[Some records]
(begin)
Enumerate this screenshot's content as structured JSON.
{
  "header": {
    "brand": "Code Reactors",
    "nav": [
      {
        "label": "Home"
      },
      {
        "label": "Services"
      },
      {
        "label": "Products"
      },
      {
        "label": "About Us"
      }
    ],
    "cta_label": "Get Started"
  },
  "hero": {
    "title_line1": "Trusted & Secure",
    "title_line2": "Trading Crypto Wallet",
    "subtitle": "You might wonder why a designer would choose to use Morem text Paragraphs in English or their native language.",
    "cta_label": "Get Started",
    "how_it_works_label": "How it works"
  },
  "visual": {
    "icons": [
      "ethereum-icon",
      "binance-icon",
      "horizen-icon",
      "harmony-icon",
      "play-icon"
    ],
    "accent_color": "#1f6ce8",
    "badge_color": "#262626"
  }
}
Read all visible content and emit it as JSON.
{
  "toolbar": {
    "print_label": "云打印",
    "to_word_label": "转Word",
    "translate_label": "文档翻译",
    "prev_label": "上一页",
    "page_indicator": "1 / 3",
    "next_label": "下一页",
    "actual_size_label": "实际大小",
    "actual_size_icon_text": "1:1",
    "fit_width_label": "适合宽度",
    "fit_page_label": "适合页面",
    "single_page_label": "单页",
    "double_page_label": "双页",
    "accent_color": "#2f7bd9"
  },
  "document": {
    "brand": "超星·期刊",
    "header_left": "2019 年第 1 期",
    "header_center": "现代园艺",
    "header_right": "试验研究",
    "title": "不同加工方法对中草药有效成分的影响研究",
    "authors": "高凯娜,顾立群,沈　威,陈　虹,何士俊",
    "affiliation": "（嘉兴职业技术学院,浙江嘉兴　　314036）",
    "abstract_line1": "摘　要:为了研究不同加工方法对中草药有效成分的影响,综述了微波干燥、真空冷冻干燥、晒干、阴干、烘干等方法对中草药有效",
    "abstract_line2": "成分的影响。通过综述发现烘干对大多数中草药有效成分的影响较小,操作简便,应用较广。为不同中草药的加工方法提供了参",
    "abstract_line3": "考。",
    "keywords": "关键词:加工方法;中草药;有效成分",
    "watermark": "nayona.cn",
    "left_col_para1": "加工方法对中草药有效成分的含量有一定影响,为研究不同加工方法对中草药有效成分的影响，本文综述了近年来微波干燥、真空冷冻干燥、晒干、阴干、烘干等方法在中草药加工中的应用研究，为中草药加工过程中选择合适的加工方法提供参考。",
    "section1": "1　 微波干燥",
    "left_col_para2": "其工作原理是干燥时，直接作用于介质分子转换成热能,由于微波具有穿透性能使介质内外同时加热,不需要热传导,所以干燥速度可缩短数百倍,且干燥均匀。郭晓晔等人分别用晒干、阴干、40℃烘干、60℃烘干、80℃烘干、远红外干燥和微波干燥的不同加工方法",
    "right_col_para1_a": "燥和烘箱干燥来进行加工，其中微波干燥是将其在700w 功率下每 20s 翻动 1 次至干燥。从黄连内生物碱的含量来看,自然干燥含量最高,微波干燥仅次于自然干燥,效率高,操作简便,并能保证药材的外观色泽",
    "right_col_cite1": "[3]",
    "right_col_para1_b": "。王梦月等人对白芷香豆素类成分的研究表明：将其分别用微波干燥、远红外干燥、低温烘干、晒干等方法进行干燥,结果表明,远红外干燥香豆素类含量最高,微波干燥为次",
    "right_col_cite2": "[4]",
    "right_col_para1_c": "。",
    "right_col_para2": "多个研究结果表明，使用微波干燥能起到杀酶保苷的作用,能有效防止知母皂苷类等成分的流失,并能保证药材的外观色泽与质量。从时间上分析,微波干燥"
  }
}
(end)
### TASK DIRECTIONS:
Identify and copy the lines holding the word "操作简便".

### OUTPUT:
    "abstract_line2": "成分的影响。通过综述发现烘干对大多数中草药有效成分的影响较小,操作简便,应用较广。为不同中草药的加工方法提供了参",
    "right_col_para1_a": "燥和烘箱干燥来进行加工，其中微波干燥是将其在700w 功率下每 20s 翻动 1 次至干燥。从黄连内生物碱的含量来看,自然干燥含量最高,微波干燥仅次于自然干燥,效率高,操作简便,并能保证药材的外观色泽",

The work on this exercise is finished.